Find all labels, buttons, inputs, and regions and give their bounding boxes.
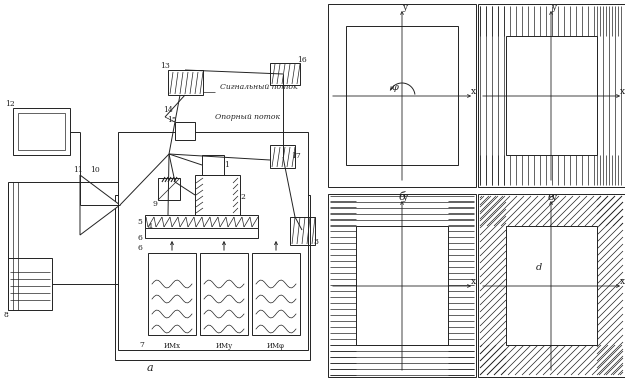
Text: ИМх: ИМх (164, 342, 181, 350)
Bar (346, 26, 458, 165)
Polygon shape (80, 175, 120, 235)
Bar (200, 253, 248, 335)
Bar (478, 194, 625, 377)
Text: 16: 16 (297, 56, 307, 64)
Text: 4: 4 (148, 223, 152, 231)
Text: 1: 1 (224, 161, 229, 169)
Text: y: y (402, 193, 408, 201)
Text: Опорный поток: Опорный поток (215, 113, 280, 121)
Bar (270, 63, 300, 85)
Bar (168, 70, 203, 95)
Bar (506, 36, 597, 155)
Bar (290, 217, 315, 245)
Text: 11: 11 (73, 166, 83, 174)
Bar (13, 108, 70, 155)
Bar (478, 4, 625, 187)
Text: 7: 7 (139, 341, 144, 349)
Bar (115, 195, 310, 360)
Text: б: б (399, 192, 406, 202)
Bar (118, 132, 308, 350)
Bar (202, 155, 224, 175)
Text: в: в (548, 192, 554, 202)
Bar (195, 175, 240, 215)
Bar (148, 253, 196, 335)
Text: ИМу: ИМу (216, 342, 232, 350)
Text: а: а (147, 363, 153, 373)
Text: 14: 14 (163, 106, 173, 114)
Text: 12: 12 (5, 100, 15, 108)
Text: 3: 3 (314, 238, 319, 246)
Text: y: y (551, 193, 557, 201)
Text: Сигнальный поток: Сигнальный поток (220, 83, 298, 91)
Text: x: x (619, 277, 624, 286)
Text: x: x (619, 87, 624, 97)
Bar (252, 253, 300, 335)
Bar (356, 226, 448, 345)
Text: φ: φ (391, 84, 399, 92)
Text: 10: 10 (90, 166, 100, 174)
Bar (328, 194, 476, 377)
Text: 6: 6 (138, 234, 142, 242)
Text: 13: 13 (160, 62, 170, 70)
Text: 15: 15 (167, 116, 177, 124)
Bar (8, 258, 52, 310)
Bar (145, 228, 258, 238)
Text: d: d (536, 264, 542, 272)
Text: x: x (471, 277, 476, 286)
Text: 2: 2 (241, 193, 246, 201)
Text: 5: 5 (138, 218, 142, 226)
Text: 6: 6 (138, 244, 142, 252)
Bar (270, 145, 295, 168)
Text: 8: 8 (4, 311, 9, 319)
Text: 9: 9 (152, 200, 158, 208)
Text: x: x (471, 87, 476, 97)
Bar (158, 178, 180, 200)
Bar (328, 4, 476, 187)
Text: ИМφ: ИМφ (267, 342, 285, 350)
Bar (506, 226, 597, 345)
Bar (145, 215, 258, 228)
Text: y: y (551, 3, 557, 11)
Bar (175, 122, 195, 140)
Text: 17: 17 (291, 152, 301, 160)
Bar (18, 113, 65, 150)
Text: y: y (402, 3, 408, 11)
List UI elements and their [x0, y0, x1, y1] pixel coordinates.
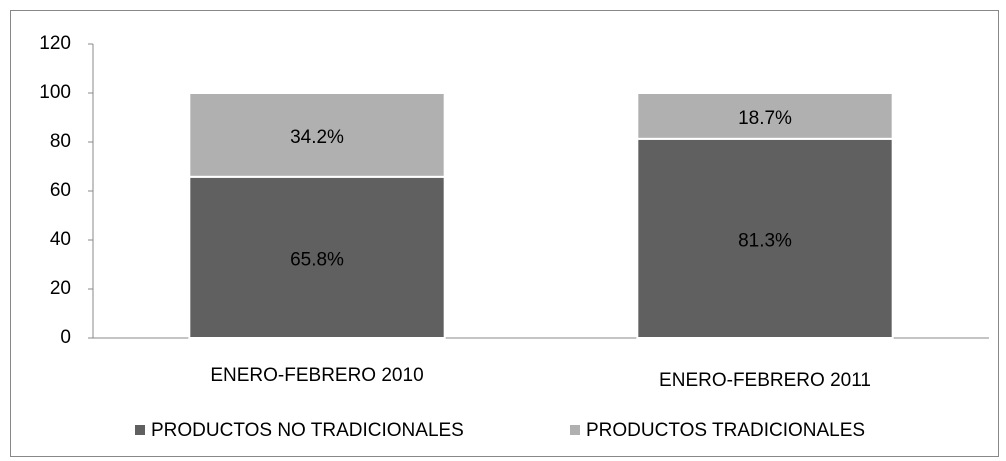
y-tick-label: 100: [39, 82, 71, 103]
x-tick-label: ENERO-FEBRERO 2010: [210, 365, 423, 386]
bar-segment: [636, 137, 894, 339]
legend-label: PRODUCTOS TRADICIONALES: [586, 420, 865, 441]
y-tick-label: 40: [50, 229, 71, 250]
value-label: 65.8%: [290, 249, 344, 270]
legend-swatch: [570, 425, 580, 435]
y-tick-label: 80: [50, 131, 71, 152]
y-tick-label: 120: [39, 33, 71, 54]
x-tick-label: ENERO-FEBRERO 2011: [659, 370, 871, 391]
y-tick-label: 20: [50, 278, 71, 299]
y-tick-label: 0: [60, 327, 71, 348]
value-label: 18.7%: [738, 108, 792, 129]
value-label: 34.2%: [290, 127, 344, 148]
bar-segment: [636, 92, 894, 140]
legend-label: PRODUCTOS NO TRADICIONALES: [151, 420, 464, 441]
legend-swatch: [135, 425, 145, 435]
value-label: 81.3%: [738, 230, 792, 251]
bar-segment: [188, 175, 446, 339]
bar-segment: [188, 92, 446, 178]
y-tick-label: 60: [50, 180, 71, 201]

* * *

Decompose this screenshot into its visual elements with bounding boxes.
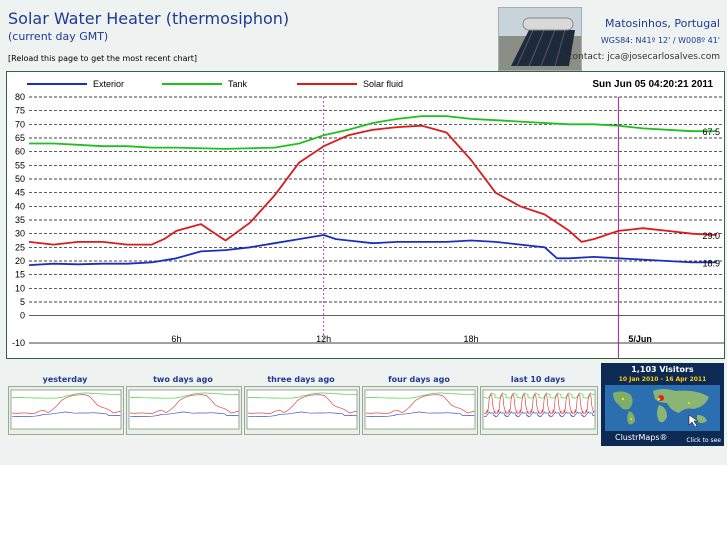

## What is expected
Rewrite the stretch from the line containing "List UI elements" through the line containing "y-tick-label: 80: [50, 131, 71, 152]", swapping "value-label" for "data-label" and keeping everything else the same. Leave the pictures out.

## Result of the task
List UI elements and their [x0, y0, x1, y1] pixel coordinates.
y-tick-label: 100: [39, 82, 71, 103]
x-tick-label: ENERO-FEBRERO 2010: [210, 365, 423, 386]
bar-segment: [636, 137, 894, 339]
legend-label: PRODUCTOS TRADICIONALES: [586, 420, 865, 441]
y-tick-label: 40: [50, 229, 71, 250]
data-label: 65.8%: [290, 249, 344, 270]
legend-swatch: [570, 425, 580, 435]
y-tick-label: 80: [50, 131, 71, 152]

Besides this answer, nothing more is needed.